Entries with figure data:
==*==

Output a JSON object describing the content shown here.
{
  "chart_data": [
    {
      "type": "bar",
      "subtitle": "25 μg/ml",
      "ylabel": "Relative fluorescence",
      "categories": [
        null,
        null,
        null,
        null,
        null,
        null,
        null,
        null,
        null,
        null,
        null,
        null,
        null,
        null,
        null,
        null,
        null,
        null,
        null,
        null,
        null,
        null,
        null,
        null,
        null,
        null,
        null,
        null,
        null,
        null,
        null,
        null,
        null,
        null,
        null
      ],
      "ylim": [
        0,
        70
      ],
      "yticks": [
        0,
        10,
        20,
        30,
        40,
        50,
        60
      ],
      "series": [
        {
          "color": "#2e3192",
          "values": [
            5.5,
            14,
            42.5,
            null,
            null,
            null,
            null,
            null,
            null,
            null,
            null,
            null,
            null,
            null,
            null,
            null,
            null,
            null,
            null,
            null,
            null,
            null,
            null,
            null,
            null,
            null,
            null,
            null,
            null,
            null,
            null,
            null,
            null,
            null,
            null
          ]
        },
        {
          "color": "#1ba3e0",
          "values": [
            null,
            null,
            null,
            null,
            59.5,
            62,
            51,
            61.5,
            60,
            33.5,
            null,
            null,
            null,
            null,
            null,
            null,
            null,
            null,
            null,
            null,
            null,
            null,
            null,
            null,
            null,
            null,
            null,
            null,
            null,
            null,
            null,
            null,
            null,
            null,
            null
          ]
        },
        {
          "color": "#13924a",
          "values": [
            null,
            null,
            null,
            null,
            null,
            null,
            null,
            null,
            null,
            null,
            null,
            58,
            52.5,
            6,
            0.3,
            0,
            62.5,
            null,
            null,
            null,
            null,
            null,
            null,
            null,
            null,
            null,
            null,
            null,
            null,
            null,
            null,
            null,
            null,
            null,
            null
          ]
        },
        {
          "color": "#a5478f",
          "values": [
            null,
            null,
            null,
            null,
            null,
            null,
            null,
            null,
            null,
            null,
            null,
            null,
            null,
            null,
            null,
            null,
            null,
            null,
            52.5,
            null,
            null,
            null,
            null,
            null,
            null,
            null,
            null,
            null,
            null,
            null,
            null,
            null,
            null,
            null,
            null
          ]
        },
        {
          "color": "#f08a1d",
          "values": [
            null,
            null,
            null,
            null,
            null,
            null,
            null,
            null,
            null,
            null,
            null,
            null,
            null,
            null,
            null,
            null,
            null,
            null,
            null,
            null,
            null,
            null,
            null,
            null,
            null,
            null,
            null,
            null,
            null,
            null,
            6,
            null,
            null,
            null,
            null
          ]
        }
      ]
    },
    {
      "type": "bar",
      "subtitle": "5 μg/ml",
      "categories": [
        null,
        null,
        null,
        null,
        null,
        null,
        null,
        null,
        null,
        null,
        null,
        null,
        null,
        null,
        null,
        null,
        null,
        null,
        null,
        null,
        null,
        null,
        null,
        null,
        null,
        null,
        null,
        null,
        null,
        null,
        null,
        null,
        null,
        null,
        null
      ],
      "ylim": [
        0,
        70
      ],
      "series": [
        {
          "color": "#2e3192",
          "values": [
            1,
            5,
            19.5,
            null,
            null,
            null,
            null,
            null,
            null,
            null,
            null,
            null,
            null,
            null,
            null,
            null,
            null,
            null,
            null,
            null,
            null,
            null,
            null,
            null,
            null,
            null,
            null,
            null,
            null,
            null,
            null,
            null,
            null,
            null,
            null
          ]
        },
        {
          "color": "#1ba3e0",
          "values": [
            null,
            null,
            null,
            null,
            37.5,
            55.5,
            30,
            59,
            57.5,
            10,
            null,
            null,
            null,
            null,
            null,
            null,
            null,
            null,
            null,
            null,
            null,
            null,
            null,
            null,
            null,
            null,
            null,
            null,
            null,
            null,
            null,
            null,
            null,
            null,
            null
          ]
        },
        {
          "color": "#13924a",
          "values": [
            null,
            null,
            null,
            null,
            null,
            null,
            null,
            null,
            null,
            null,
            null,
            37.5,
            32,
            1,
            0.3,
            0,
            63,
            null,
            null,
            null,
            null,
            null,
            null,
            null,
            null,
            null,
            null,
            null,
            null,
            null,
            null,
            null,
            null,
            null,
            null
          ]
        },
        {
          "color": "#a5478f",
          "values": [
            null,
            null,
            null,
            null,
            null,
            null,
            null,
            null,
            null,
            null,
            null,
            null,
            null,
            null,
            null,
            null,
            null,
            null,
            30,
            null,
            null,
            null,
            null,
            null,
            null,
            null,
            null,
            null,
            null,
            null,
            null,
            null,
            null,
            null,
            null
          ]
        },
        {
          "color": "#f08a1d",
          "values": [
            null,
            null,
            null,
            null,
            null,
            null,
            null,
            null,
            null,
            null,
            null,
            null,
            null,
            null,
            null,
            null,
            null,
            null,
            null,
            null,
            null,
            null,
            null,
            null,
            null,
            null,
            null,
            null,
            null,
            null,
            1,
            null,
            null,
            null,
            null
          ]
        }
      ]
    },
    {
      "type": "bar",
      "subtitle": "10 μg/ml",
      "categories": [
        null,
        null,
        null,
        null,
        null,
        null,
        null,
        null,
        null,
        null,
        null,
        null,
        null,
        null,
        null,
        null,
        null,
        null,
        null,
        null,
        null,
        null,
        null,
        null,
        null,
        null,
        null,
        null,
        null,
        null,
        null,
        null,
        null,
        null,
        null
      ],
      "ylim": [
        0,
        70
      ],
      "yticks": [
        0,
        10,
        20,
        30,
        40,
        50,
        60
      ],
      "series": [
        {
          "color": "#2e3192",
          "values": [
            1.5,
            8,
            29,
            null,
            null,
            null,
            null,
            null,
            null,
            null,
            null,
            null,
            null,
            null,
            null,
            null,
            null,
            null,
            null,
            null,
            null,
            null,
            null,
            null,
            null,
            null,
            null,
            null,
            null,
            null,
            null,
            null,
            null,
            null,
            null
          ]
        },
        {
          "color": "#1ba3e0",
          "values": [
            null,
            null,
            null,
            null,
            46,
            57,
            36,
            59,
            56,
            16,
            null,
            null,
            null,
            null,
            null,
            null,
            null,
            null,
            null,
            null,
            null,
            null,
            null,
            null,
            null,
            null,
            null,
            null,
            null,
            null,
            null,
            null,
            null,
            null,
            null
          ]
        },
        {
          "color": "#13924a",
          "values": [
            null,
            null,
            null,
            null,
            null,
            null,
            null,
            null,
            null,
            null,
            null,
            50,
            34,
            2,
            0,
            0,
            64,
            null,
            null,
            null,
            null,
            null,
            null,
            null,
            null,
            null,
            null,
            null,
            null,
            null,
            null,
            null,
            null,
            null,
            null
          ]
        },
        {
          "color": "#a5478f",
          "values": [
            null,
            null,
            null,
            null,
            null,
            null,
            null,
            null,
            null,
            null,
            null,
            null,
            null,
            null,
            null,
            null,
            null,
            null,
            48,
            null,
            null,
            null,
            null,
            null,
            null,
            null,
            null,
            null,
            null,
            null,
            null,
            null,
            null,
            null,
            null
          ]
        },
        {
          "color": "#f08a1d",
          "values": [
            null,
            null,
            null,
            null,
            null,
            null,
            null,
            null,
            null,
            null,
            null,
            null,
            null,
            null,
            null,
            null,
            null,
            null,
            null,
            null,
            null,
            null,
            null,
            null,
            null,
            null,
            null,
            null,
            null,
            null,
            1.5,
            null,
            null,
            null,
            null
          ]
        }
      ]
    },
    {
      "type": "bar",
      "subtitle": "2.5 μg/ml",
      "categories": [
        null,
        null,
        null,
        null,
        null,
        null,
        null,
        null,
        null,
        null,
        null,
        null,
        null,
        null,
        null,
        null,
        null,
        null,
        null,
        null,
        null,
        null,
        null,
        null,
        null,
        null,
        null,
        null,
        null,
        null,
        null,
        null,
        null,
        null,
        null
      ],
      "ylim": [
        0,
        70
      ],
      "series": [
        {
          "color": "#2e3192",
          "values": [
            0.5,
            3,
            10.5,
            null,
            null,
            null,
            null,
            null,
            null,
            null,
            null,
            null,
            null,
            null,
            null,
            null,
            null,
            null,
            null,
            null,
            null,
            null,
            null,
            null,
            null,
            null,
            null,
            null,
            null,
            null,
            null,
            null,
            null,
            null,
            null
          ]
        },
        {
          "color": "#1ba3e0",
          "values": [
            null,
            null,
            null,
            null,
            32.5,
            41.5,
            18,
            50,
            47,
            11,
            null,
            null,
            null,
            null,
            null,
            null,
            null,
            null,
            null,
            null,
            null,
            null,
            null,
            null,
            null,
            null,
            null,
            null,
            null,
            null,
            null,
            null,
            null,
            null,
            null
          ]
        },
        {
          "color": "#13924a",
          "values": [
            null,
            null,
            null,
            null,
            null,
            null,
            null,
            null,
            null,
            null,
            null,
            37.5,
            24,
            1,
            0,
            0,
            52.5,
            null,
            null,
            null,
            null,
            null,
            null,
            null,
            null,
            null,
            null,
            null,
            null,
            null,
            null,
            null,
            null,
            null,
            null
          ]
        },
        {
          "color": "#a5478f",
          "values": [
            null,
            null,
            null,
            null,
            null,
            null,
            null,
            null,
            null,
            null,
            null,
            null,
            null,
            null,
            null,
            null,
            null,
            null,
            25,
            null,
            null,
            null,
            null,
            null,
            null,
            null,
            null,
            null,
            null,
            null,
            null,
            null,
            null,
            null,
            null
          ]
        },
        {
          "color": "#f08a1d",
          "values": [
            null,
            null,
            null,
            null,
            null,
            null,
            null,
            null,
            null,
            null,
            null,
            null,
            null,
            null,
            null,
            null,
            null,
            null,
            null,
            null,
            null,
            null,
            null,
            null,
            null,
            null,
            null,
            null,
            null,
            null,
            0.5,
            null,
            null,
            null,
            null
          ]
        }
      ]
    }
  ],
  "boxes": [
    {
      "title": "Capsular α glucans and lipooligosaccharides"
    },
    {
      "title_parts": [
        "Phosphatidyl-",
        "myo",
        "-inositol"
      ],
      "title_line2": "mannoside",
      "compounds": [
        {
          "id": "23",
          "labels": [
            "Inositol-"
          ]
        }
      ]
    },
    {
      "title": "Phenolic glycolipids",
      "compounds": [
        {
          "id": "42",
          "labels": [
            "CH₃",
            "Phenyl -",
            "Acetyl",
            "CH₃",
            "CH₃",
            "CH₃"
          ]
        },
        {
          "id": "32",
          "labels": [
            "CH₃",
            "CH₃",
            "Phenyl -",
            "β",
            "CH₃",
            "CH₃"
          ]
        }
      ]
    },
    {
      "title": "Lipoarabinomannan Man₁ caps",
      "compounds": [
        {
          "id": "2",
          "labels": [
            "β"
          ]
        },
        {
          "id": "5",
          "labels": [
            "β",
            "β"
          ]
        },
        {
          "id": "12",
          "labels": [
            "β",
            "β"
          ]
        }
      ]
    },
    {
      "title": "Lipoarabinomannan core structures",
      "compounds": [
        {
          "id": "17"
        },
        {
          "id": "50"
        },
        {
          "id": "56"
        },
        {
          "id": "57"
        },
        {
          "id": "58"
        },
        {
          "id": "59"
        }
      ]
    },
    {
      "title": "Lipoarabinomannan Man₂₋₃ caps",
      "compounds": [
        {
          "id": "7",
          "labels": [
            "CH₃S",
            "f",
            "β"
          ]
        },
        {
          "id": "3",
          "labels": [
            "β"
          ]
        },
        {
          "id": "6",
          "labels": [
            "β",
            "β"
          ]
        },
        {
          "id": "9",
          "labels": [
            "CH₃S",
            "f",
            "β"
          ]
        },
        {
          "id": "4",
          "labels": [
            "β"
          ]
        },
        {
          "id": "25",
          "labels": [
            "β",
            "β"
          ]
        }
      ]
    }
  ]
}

==*==

Each line that has the word "subtitle" should be copied.

**Response:**
      "subtitle": "25 μg/ml",
      "subtitle": "5 μg/ml",
      "subtitle": "10 μg/ml",
      "subtitle": "2.5 μg/ml",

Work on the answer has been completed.